* _Check your understanding_:
[1] From the excerpt below on the Plaintiffs' claims against Aetna, list every category of information that the 19-page chart in Dr. Tan Tran's declaration sets out.
[2] Answer these questions from the excerpt below on the Plaintiffs' claims against Aetna:
(a) Which two published reasons for denying claims does the excerpt quote as examples?
(b) Besides Aetna, who received written notification of the alleged violations?
(c) On what date did the Plaintiffs submit Dr. Tan Tran's declaration?

* _Excerpt provided_:
────────────────

Plaintiffs' conduct, at all times, was exemplary, and there was and is no fraud in their billing practices. Id. ¶ 68. Aetna's own files show that Aetna's published reasons for denying claims, such as "no records" or "not medically necessary," were fraudulent. Id. ¶ 70. Aetna invented a pretext for denying claims in order to enrich Aetna (by not paying claims) at the Plaintiffs' expense. Id. ¶ 71.
If Aetna had been forthcoming with the Plaintiffs about Aetna's internal articulated concerns about "fraud" and "double billing," instead of withholding those concerns from the Plaintiffs, and instead of denying submitted claims based on other, pretextual grounds, the Plaintiffs could have addressed those concerns with Aetna, cleared up any misunderstanding(s), and the Plaintiffs would not have been damaged. Id. ¶ 72. Plaintiffs justifiably relied in good faith on the reasons Aetna articulated in its EOB denials, which were untrue and pretextual, and inconsistent with Aetna's own internal categorization of those claims as possibly based on "fraud" and or "double billings". Id. ¶ 73. Aetna knew or should have known that its misrepresentations or omissions regarding its pretextual reasons for nonpayment of claims were false. Id. ¶ 74. Aetna knew or should have known that its misrepresentations or omissions regarding its pretextual reasons for nonpayment of claims would be relied upon by the Plaintiffs. Id. ¶ 75. Aetna knew or should have known that its misrepresentations or omissions regarding its pretextual reasons for nonpayment of claims, being relied on by the Plaintiffs, would damage them. Id. ¶ 76. Specifically, the Plaintiffs, in good faith, relied on Aetna's misrepresentations and omissions, and continued to treat Aetna patients, because they were not aware that Aetna was withholding payment based on suspicion of fraud. Id. ¶ 77. Had the Plaintiffs known the true reasons for Aetna's denials, they could have taken action, including but not limited to stopping treatment of Aetna patients, for whom they would not be paid. Id. ¶ 78.
The Plaintiffs have provided Aetna and the Florida Department of Insurance with written notification of the violations they allege against Aetna and Aetna Bermuda, and the Defendants have not resolved those violations. Id. ¶ 39.
The Plaintiffs, on May 15, 2014, submitted the declaration of Dr. Tan Tran (Doc. 54), which includes a comprehensive 19-page chart setting forth the following categories of information relating to these disputed claims: Member ID; date of service; positive exam findings; diagnosis; current procedural terminology ("CPT"); dates records were sent and received to/from Aetna; and Aetna's stated reason(s) for denial, and EOB date. Doc. 77 ¶ 41. Tran's declaration and its exhibits (including that chart) were incorporated into the Second Amended Complaint by reference. Id.

────────────────

* _Record excerpts_:
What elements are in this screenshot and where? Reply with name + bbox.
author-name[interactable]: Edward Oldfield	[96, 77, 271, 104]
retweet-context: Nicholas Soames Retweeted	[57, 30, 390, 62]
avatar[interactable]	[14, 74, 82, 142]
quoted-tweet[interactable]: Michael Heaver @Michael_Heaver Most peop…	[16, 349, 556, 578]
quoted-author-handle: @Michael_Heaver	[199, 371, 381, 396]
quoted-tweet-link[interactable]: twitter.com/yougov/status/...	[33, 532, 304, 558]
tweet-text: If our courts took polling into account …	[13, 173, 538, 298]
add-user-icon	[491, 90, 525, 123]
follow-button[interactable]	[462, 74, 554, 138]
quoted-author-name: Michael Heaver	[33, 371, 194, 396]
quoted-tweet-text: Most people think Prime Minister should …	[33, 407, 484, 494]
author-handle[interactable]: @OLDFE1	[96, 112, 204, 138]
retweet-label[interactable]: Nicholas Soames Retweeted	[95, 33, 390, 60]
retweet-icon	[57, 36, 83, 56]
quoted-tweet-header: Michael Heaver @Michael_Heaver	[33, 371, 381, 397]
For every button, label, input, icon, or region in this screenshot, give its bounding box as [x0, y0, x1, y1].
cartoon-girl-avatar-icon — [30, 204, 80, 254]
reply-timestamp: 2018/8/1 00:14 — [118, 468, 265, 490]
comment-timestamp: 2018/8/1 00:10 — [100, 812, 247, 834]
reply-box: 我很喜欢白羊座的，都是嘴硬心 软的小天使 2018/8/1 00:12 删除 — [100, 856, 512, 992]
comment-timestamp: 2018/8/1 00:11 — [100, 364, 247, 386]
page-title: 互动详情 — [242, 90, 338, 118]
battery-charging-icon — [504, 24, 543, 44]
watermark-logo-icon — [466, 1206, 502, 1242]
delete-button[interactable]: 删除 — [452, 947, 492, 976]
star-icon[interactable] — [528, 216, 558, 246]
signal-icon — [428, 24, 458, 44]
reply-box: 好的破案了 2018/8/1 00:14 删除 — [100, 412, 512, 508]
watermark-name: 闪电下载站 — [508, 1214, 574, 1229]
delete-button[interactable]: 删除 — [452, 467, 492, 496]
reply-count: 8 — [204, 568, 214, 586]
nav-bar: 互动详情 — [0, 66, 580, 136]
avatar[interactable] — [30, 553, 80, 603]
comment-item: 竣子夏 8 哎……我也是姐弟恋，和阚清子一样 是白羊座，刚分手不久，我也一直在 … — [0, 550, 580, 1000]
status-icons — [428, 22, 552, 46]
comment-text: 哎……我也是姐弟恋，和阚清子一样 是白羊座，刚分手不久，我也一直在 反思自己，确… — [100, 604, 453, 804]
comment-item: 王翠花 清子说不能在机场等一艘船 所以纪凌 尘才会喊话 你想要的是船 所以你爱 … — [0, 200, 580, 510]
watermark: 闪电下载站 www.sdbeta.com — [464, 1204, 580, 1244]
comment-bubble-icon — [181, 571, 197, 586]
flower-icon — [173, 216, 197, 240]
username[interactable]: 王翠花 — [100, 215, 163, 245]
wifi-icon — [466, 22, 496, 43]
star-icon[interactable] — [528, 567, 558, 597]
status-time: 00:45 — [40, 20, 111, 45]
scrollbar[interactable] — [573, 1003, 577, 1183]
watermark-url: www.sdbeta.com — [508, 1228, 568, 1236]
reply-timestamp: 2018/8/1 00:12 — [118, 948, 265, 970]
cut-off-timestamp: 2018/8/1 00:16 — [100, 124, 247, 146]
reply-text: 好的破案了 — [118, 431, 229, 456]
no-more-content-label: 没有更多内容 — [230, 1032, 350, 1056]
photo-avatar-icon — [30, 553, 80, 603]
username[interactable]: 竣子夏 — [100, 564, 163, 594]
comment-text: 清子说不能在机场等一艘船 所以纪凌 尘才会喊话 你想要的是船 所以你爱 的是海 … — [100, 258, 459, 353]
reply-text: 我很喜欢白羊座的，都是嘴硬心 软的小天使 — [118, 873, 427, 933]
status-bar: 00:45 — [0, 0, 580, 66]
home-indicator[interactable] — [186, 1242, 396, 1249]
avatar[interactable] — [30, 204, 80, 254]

────────────────

* _Exercise results_:
[1]
- Member ID
- Date of service
- Positive exam findings
- Diagnosis
- Current procedural terminology ("CPT")
- Dates records were sent and received to/from Aetna
- Aetna's stated reason(s) for denial
- EOB date

[2]
(a) "no records" and "not medically necessary"
(b) The Florida Department of Insurance
(c) May 15, 2014